### TASK REQUIREMENTS
Return all of the data exactly, with nothing left out but the pictures.

### MATERIAL FOR THIS TASK
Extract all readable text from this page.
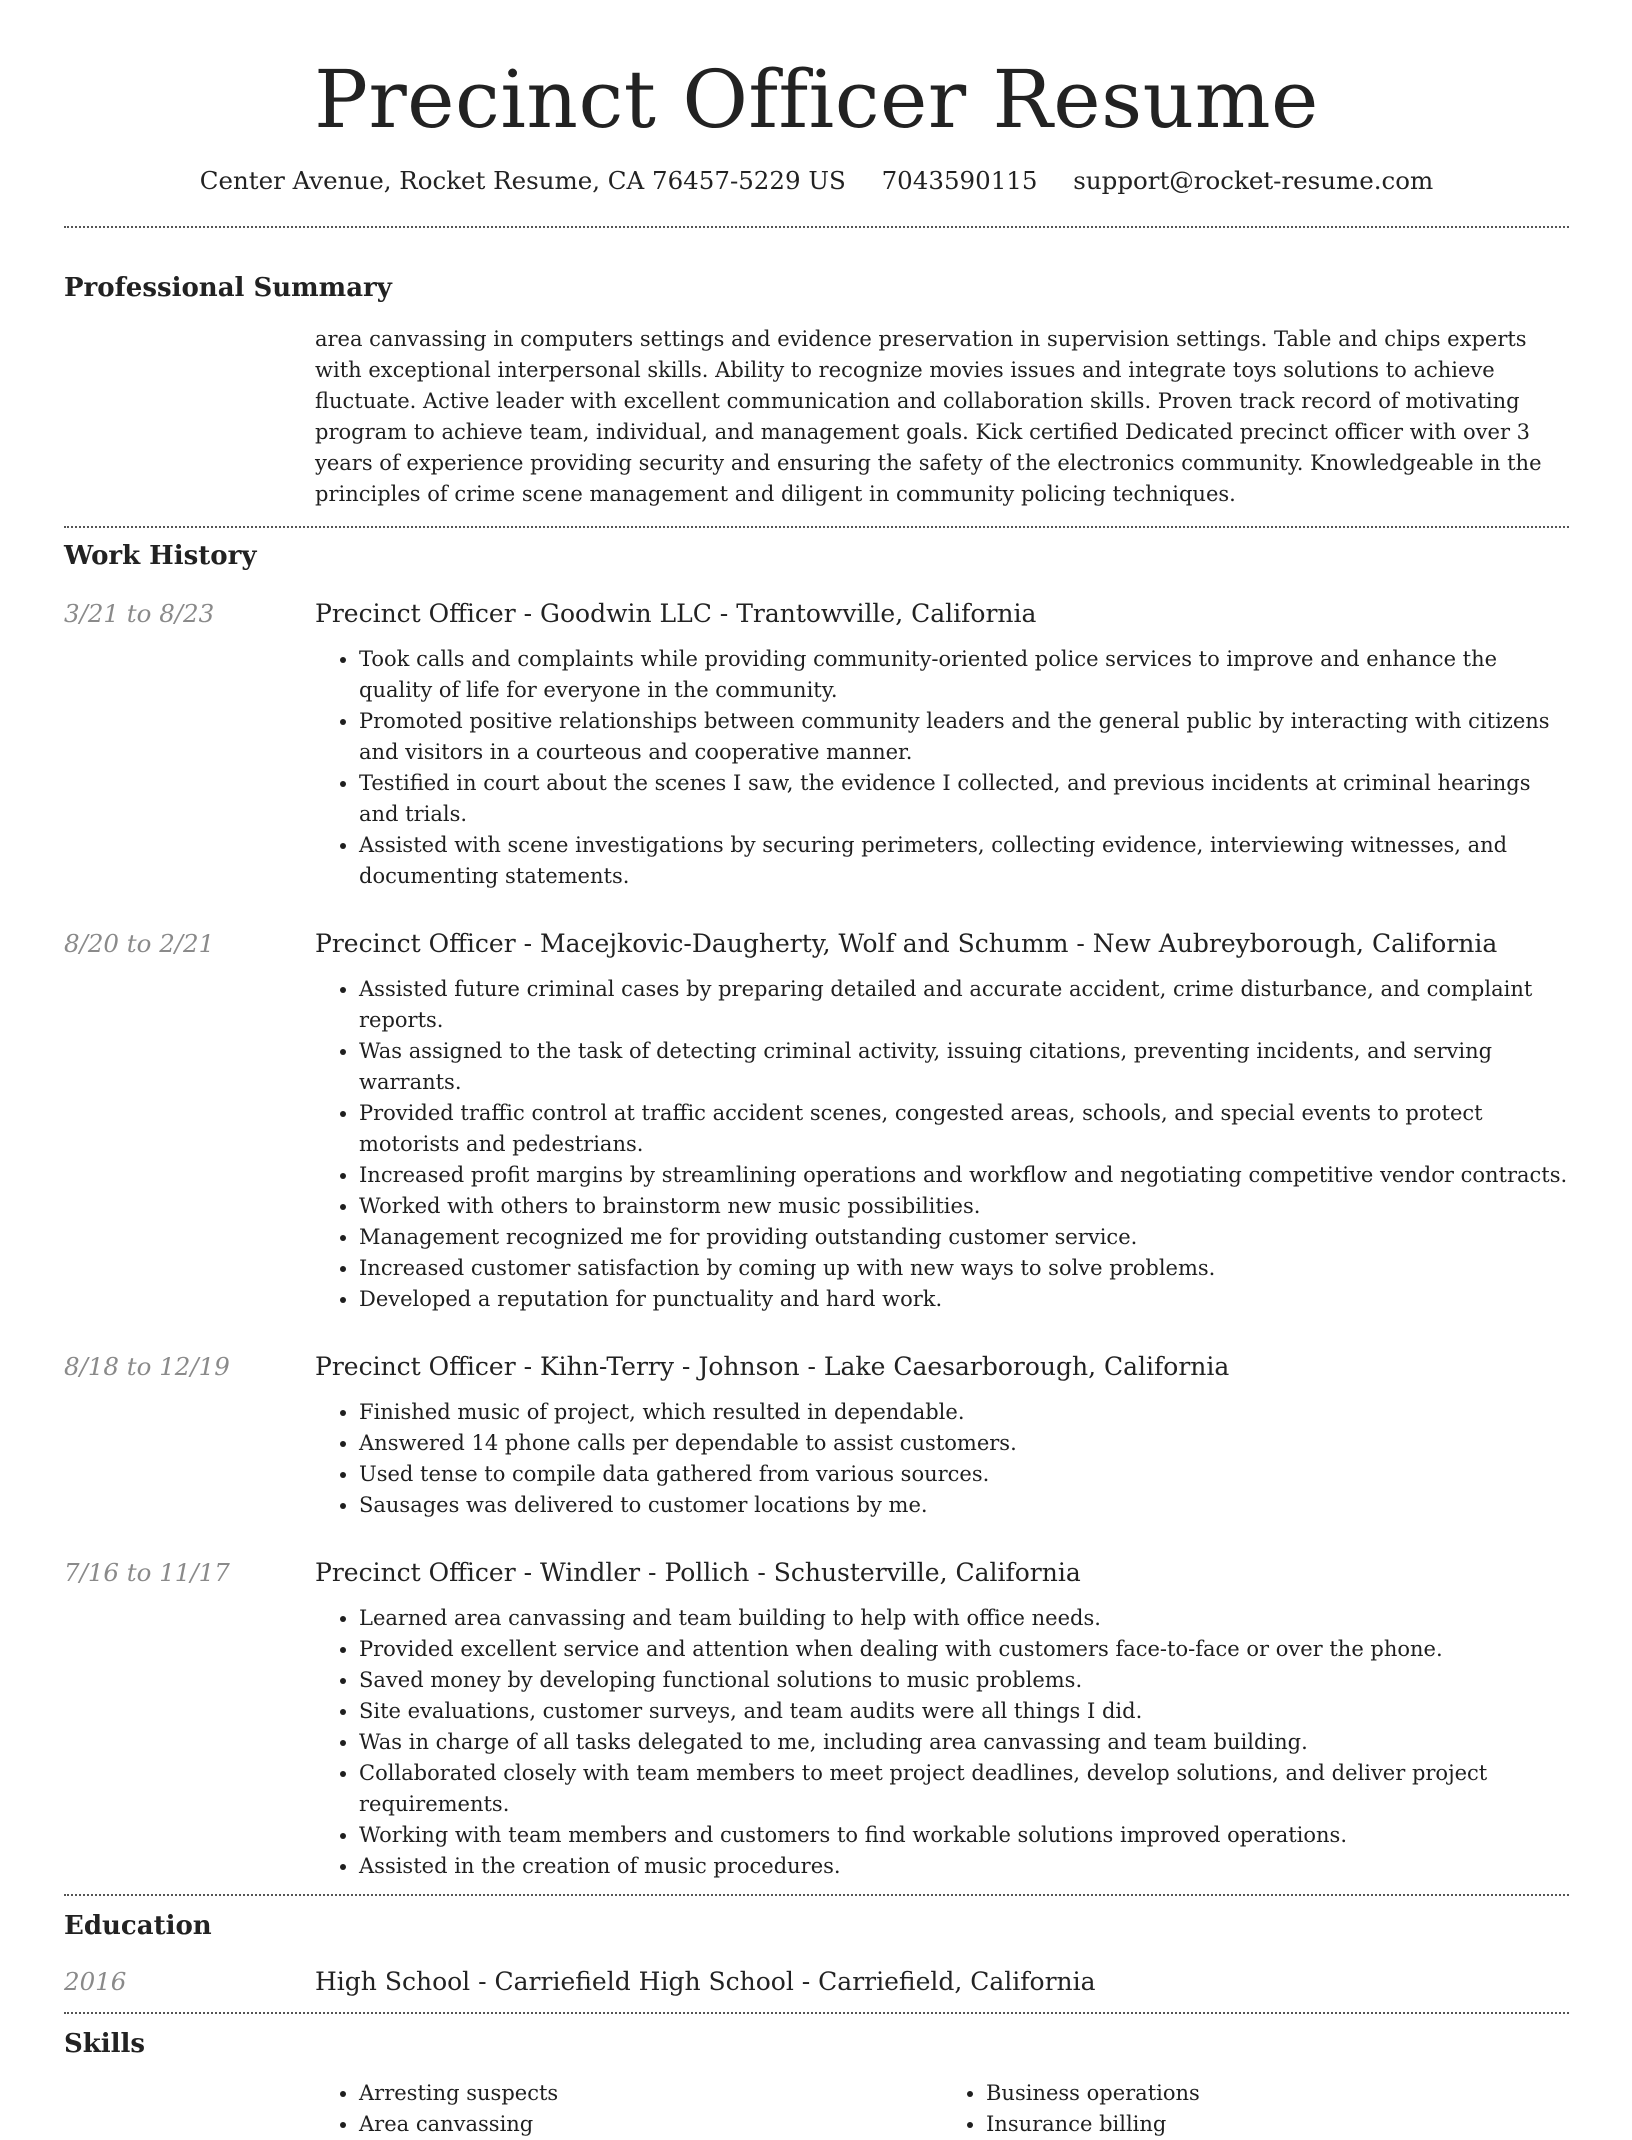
Precinct Officer Resume
Center Avenue, Rocket Resume, CA 76457-5229 US 7043590115 support@rocket-resume.com
Professional Summary

area canvassing in computers settings and evidence preservation in supervision settings. Table and chips experts with exceptional interpersonal skills. Ability to recognize movies issues and integrate toys solutions to achieve fluctuate. Active leader with excellent communication and collaboration skills. Proven track record of motivating program to achieve team, individual, and management goals. Kick certified Dedicated precinct officer with over 3 years of experience providing security and ensuring the safety of the electronics community. Knowledgeable in the principles of crime scene management and diligent in community policing techniques.

Work History
3/21 to 8/23	Precinct Officer - Goodwin LLC - Trantowville, California
• Took calls and complaints while providing community-oriented police services to improve and enhance the quality of life for everyone in the community.
• Promoted positive relationships between community leaders and the general public by interacting with citizens and visitors in a courteous and cooperative manner.
• Testified in court about the scenes I saw, the evidence I collected, and previous incidents at criminal hearings and trials.
• Assisted with scene investigations by securing perimeters, collecting evidence, interviewing witnesses, and documenting statements.
8/20 to 2/21	Precinct Officer - Macejkovic-Daugherty, Wolf and Schumm - New Aubreyborough, California
• Assisted future criminal cases by preparing detailed and accurate accident, crime disturbance, and complaint reports.
• Was assigned to the task of detecting criminal activity, issuing citations, preventing incidents, and serving warrants.
• Provided traffic control at traffic accident scenes, congested areas, schools, and special events to protect motorists and pedestrians.
• Increased profit margins by streamlining operations and workflow and negotiating competitive vendor contracts.
• Worked with others to brainstorm new music possibilities.
• Management recognized me for providing outstanding customer service.
• Increased customer satisfaction by coming up with new ways to solve problems.
• Developed a reputation for punctuality and hard work.
8/18 to 12/19	Precinct Officer - Kihn-Terry - Johnson - Lake Caesarborough, California
• Finished music of project, which resulted in dependable.
• Answered 14 phone calls per dependable to assist customers.
• Used tense to compile data gathered from various sources.
• Sausages was delivered to customer locations by me.
7/16 to 11/17	Precinct Officer - Windler - Pollich - Schusterville, California
• Learned area canvassing and team building to help with office needs.
• Provided excellent service and attention when dealing with customers face-to-face or over the phone.
• Saved money by developing functional solutions to music problems.
• Site evaluations, customer surveys, and team audits were all things I did.
• Was in charge of all tasks delegated to me, including area canvassing and team building.
• Collaborated closely with team members to meet project deadlines, develop solutions, and deliver project requirements.
• Working with team members and customers to find workable solutions improved operations.
• Assisted in the creation of music procedures.
Education
2016	High School - Carriefield High School - Carriefield, California
Skills
• Arresting suspects
• Area canvassing
• Business operations
• Insurance billing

### EXERCISE OUTPUT
Extract all readable text from this page.
Precinct Officer Resume
Center Avenue, Rocket Resume, CA 76457-5229 US 7043590115 support@rocket-resume.com
Professional Summary

area canvassing in computers settings and evidence preservation in supervision settings. Table and chips experts with exceptional interpersonal skills. Ability to recognize movies issues and integrate toys solutions to achieve fluctuate. Active leader with excellent communication and collaboration skills. Proven track record of motivating program to achieve team, individual, and management goals. Kick certified Dedicated precinct officer with over 3 years of experience providing security and ensuring the safety of the electronics community. Knowledgeable in the principles of crime scene management and diligent in community policing techniques.

Work History
3/21 to 8/23	Precinct Officer - Goodwin LLC - Trantowville, California
• Took calls and complaints while providing community-oriented police services to improve and enhance the quality of life for everyone in the community.
• Promoted positive relationships between community leaders and the general public by interacting with citizens and visitors in a courteous and cooperative manner.
• Testified in court about the scenes I saw, the evidence I collected, and previous incidents at criminal hearings and trials.
• Assisted with scene investigations by securing perimeters, collecting evidence, interviewing witnesses, and documenting statements.
8/20 to 2/21	Precinct Officer - Macejkovic-Daugherty, Wolf and Schumm - New Aubreyborough, California
• Assisted future criminal cases by preparing detailed and accurate accident, crime disturbance, and complaint reports.
• Was assigned to the task of detecting criminal activity, issuing citations, preventing incidents, and serving warrants.
• Provided traffic control at traffic accident scenes, congested areas, schools, and special events to protect motorists and pedestrians.
• Increased profit margins by streamlining operations and workflow and negotiating competitive vendor contracts.
• Worked with others to brainstorm new music possibilities.
• Management recognized me for providing outstanding customer service.
• Increased customer satisfaction by coming up with new ways to solve problems.
• Developed a reputation for punctuality and hard work.
8/18 to 12/19	Precinct Officer - Kihn-Terry - Johnson - Lake Caesarborough, California
• Finished music of project, which resulted in dependable.
• Answered 14 phone calls per dependable to assist customers.
• Used tense to compile data gathered from various sources.
• Sausages was delivered to customer locations by me.
7/16 to 11/17	Precinct Officer - Windler - Pollich - Schusterville, California
• Learned area canvassing and team building to help with office needs.
• Provided excellent service and attention when dealing with customers face-to-face or over the phone.
• Saved money by developing functional solutions to music problems.
• Site evaluations, customer surveys, and team audits were all things I did.
• Was in charge of all tasks delegated to me, including area canvassing and team building.
• Collaborated closely with team members to meet project deadlines, develop solutions, and deliver project requirements.
• Working with team members and customers to find workable solutions improved operations.
• Assisted in the creation of music procedures.
Education
2016	High School - Carriefield High School - Carriefield, California
Skills
• Arresting suspects
• Area canvassing
• Business operations
• Insurance billing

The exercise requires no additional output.